[BEGIN Data to use]

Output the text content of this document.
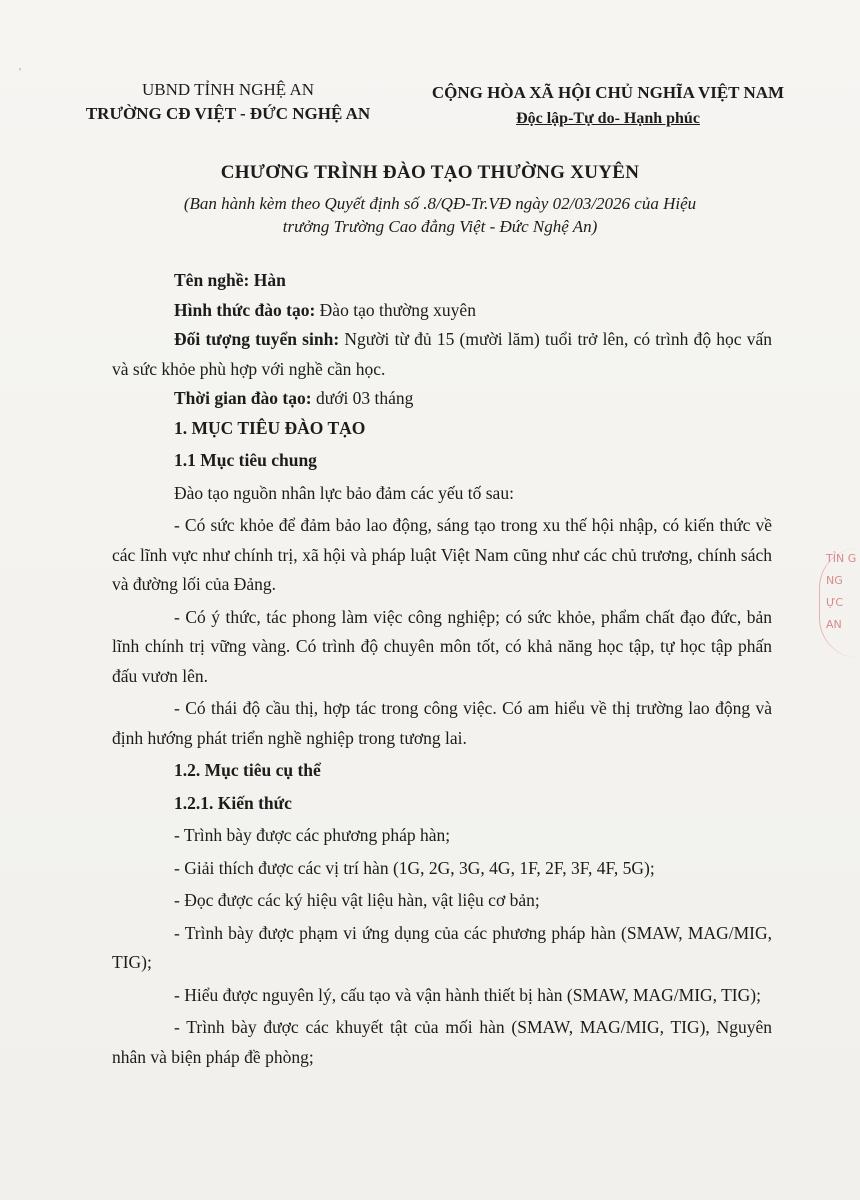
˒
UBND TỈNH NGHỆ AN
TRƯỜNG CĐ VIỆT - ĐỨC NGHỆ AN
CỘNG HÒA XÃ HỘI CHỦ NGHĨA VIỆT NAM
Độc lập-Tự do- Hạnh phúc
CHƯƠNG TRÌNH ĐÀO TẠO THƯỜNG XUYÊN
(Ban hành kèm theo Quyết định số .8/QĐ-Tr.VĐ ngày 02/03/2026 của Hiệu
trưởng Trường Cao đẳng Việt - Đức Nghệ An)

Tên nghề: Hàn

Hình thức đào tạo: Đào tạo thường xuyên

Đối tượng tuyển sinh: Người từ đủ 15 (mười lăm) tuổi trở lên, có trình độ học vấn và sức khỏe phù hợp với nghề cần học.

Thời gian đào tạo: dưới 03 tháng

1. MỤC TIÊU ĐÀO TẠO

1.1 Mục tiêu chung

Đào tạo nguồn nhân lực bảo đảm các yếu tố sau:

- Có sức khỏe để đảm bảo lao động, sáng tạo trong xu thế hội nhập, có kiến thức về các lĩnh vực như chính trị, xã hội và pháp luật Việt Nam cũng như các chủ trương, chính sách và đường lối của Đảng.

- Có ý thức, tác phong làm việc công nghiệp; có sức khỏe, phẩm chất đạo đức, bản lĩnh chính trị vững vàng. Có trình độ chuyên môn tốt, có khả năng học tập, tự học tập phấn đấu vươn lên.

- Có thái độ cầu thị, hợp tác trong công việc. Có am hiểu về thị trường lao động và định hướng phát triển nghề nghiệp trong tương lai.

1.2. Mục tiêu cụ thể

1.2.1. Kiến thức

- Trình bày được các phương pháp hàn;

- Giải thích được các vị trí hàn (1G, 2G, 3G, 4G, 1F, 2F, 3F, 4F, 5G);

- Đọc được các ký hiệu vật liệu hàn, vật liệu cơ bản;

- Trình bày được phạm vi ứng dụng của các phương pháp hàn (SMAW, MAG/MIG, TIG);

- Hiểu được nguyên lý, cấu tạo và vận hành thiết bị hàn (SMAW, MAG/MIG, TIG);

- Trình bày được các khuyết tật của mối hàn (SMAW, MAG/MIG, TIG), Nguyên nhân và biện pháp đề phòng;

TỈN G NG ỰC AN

[END Data to use]
[BEGIN Data to use]

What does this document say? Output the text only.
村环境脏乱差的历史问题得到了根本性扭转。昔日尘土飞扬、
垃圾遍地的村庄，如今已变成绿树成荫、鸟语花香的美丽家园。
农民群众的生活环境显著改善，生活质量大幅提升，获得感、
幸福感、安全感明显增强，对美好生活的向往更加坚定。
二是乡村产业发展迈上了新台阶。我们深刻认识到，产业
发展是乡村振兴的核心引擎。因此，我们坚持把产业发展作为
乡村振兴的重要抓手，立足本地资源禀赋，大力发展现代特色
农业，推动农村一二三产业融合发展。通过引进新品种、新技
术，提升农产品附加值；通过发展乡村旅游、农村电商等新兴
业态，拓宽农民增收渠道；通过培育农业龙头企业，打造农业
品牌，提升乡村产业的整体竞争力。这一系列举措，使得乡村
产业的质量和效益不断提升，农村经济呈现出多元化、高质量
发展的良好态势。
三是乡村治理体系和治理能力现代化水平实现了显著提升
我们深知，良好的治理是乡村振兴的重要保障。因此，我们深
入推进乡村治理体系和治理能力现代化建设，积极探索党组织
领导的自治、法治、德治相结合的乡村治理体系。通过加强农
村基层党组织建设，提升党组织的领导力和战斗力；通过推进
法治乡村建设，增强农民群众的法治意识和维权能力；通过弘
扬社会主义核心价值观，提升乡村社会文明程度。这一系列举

[END Data to use]

Identify the lines that contain the string "nghiệp", and copy every one of them.

_Written answer_
- Có ý thức, tác phong làm việc công nghiệp; có sức khỏe, phẩm chất đạo đức, bản lĩnh chính trị vững vàng. Có trình độ chuyên môn tốt, có khả năng học tập, tự học tập phấn đấu vươn lên.
- Có thái độ cầu thị, hợp tác trong công việc. Có am hiểu về thị trường lao động và định hướng phát triển nghề nghiệp trong tương lai.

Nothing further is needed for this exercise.